> **YOUR INSTRUCTIONS**: Copy each line containing the word "JSON" from the records that follow, please.

> **TASK INPUT**:
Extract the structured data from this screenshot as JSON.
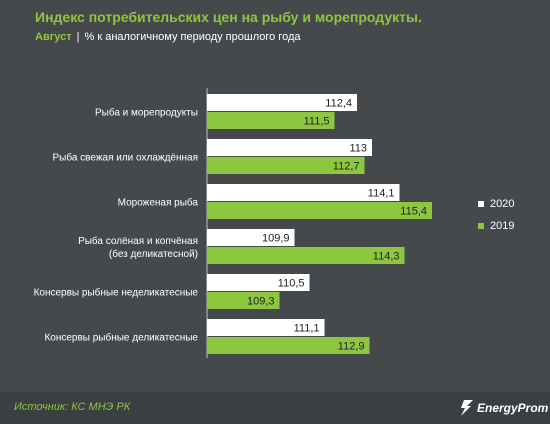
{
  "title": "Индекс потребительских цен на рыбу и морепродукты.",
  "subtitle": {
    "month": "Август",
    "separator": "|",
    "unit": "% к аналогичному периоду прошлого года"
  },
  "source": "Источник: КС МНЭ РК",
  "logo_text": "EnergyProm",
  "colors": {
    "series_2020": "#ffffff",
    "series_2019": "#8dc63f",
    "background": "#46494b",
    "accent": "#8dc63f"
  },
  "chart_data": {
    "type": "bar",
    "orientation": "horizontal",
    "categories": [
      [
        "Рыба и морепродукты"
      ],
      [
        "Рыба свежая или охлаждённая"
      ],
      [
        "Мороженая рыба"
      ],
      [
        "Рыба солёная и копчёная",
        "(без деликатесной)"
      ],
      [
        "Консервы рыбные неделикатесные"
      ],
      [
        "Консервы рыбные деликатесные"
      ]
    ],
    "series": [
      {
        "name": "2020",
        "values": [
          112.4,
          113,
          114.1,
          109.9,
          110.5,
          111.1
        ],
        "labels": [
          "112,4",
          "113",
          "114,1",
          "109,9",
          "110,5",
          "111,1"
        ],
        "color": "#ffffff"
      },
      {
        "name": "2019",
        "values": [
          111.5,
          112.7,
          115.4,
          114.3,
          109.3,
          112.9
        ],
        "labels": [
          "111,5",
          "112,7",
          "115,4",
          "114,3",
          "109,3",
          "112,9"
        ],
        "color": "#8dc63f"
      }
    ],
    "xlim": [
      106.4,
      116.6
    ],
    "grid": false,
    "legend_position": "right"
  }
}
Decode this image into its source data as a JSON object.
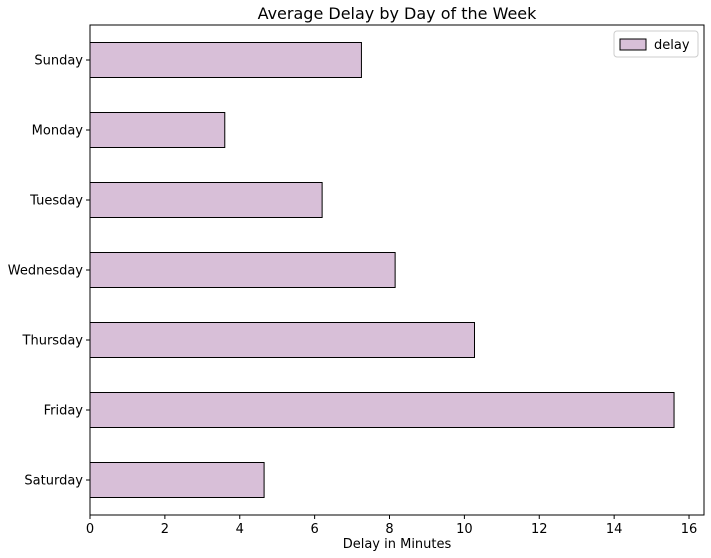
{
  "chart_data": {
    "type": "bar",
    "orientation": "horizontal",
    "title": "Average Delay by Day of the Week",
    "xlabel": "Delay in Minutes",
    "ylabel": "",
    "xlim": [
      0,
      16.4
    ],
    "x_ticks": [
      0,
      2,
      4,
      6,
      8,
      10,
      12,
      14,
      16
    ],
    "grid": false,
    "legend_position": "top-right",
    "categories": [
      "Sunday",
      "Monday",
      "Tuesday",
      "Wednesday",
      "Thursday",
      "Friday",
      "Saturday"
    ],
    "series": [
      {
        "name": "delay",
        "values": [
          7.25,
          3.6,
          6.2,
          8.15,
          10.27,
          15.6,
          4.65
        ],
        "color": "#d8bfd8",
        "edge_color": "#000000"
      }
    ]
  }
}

> **SOLUTION FOR THIS PROBLEM**:
Extract the structured data from this screenshot as JSON.
Decode this image into its source data as a JSON object.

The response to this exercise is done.